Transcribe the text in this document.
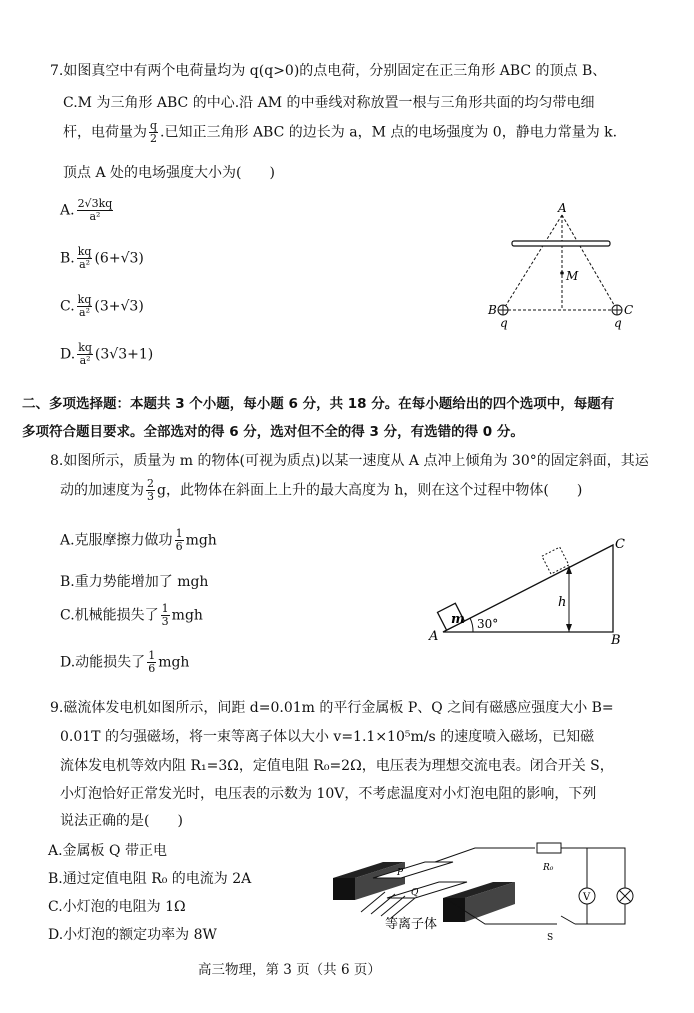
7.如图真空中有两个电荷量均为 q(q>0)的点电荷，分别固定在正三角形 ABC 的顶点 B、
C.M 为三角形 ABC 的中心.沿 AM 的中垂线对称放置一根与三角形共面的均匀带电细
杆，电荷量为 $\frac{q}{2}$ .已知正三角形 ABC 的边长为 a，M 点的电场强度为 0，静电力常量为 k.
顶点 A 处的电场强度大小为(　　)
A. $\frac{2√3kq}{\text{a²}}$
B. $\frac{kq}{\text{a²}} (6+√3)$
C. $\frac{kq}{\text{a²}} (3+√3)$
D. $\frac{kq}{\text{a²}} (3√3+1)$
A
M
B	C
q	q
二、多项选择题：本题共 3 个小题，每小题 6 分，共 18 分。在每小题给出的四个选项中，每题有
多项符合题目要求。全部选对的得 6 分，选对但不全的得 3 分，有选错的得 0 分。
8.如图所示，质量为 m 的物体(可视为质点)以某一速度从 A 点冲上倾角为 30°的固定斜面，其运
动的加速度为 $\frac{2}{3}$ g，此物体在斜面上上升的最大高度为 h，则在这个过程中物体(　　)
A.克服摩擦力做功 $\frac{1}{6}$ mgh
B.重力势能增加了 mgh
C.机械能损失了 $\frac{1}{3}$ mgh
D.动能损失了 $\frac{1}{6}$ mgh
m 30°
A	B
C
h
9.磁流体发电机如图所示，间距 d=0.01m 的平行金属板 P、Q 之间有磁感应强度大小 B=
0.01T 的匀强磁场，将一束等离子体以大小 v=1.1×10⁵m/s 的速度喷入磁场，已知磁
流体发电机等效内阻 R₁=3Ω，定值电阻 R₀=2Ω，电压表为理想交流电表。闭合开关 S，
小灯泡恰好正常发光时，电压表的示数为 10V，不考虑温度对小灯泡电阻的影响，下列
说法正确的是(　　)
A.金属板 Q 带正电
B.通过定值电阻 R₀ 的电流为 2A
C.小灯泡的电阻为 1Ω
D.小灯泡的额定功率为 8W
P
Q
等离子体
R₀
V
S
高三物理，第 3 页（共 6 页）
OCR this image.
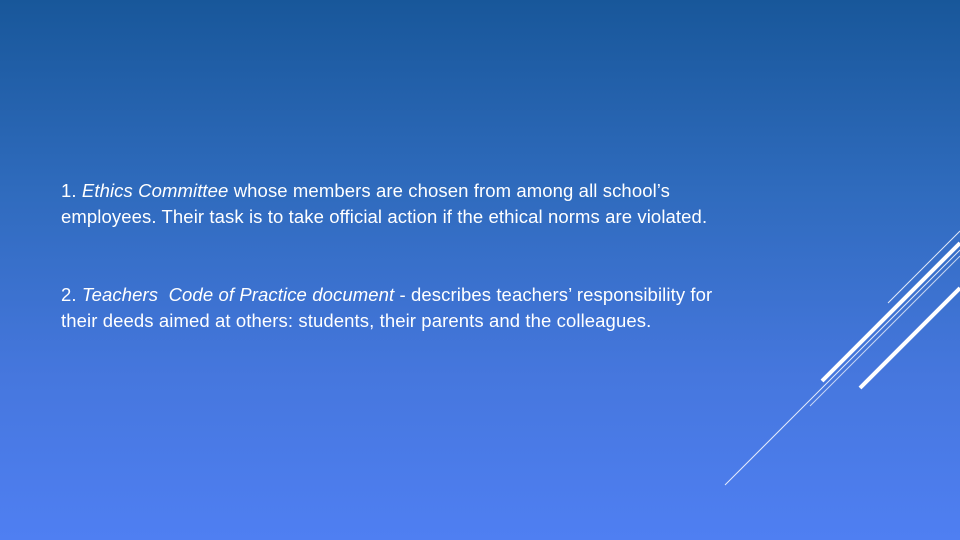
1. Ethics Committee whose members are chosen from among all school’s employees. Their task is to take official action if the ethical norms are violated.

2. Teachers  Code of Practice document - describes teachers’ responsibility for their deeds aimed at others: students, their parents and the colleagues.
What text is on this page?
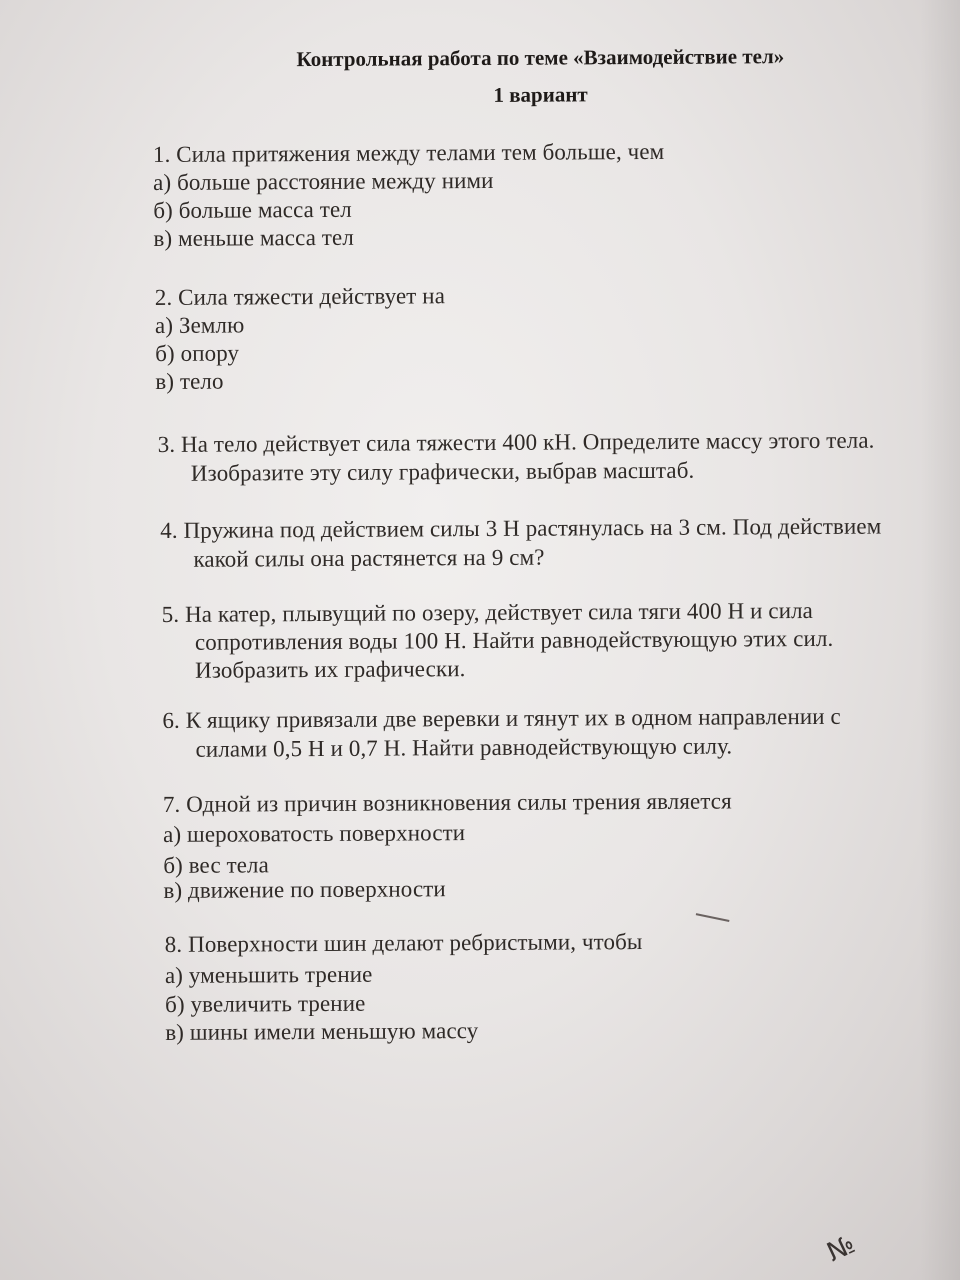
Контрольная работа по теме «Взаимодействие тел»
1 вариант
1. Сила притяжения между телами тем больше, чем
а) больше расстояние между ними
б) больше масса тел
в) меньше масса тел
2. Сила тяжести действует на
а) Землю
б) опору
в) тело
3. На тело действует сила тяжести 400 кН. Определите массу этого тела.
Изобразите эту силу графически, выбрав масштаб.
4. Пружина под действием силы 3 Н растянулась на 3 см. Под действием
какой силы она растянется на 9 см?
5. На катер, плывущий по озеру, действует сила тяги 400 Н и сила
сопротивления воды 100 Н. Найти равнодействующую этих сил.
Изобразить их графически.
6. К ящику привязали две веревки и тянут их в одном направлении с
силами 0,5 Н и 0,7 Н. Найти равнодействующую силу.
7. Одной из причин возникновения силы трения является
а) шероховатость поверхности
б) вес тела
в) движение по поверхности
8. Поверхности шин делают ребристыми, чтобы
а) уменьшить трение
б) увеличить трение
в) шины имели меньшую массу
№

**Set exercise**
How many of the lines above hold the word "массу"? Give only that number.

**Exercise response**
2